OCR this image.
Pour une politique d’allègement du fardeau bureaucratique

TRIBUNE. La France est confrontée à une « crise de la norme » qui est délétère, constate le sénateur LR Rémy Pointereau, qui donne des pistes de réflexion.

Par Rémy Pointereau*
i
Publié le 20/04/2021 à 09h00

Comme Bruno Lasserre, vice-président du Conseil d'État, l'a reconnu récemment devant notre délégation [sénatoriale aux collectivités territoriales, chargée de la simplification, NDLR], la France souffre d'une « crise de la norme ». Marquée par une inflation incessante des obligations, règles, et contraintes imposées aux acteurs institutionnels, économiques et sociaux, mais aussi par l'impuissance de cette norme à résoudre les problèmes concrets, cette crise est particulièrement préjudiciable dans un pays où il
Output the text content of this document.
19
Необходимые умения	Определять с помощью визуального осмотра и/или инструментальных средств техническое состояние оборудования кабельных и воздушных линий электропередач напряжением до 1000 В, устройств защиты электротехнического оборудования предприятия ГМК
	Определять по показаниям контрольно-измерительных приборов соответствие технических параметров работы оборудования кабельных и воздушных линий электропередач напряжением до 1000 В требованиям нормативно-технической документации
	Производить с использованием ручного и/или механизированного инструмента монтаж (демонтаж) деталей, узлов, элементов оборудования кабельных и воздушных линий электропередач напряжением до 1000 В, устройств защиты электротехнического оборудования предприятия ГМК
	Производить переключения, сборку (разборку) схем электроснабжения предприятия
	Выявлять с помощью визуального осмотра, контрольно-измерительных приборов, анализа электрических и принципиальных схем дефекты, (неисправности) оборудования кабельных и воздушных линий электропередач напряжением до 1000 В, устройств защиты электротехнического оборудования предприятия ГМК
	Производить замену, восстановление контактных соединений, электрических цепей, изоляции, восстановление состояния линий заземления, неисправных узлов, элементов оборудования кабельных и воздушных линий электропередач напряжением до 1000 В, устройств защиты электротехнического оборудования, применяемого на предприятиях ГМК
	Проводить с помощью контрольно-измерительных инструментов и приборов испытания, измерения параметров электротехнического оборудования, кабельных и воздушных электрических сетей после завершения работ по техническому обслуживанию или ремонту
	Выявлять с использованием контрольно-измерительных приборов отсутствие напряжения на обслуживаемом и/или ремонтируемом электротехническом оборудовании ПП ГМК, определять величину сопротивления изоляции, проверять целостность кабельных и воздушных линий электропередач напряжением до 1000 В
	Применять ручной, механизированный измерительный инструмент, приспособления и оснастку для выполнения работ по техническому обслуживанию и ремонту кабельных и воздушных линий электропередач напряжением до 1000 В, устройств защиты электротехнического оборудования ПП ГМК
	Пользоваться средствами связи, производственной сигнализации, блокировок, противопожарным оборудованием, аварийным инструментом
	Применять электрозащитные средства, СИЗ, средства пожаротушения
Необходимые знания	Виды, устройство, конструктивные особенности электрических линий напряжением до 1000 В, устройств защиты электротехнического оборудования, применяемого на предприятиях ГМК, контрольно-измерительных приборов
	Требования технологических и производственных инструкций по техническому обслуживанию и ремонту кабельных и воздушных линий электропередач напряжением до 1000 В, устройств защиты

# # # #

▶ _Short problem_
Restate the data above word for word, please.

▶ _Response to this exercise_
OCR this image.
Pour une politique d’allègement du fardeau bureaucratique

TRIBUNE. La France est confrontée à une « crise de la norme » qui est délétère, constate le sénateur LR Rémy Pointereau, qui donne des pistes de réflexion.

Par Rémy Pointereau*
i
Publié le 20/04/2021 à 09h00

Comme Bruno Lasserre, vice-président du Conseil d'État, l'a reconnu récemment devant notre délégation [sénatoriale aux collectivités territoriales, chargée de la simplification, NDLR], la France souffre d'une « crise de la norme ». Marquée par une inflation incessante des obligations, règles, et contraintes imposées aux acteurs institutionnels, économiques et sociaux, mais aussi par l'impuissance de cette norme à résoudre les problèmes concrets, cette crise est particulièrement préjudiciable dans un pays où il
Output the text content of this document.
19
Необходимые умения	Определять с помощью визуального осмотра и/или инструментальных средств техническое состояние оборудования кабельных и воздушных линий электропередач напряжением до 1000 В, устройств защиты электротехнического оборудования предприятия ГМК
	Определять по показаниям контрольно-измерительных приборов соответствие технических параметров работы оборудования кабельных и воздушных линий электропередач напряжением до 1000 В требованиям нормативно-технической документации
	Производить с использованием ручного и/или механизированного инструмента монтаж (демонтаж) деталей, узлов, элементов оборудования кабельных и воздушных линий электропередач напряжением до 1000 В, устройств защиты электротехнического оборудования предприятия ГМК
	Производить переключения, сборку (разборку) схем электроснабжения предприятия
	Выявлять с помощью визуального осмотра, контрольно-измерительных приборов, анализа электрических и принципиальных схем дефекты, (неисправности) оборудования кабельных и воздушных линий электропередач напряжением до 1000 В, устройств защиты электротехнического оборудования предприятия ГМК
	Производить замену, восстановление контактных соединений, электрических цепей, изоляции, восстановление состояния линий заземления, неисправных узлов, элементов оборудования кабельных и воздушных линий электропередач напряжением до 1000 В, устройств защиты электротехнического оборудования, применяемого на предприятиях ГМК
	Проводить с помощью контрольно-измерительных инструментов и приборов испытания, измерения параметров электротехнического оборудования, кабельных и воздушных электрических сетей после завершения работ по техническому обслуживанию или ремонту
	Выявлять с использованием контрольно-измерительных приборов отсутствие напряжения на обслуживаемом и/или ремонтируемом электротехническом оборудовании ПП ГМК, определять величину сопротивления изоляции, проверять целостность кабельных и воздушных линий электропередач напряжением до 1000 В
	Применять ручной, механизированный измерительный инструмент, приспособления и оснастку для выполнения работ по техническому обслуживанию и ремонту кабельных и воздушных линий электропередач напряжением до 1000 В, устройств защиты электротехнического оборудования ПП ГМК
	Пользоваться средствами связи, производственной сигнализации, блокировок, противопожарным оборудованием, аварийным инструментом
	Применять электрозащитные средства, СИЗ, средства пожаротушения
Необходимые знания	Виды, устройство, конструктивные особенности электрических линий напряжением до 1000 В, устройств защиты электротехнического оборудования, применяемого на предприятиях ГМК, контрольно-измерительных приборов
	Требования технологических и производственных инструкций по техническому обслуживанию и ремонту кабельных и воздушных линий электропередач напряжением до 1000 В, устройств защиты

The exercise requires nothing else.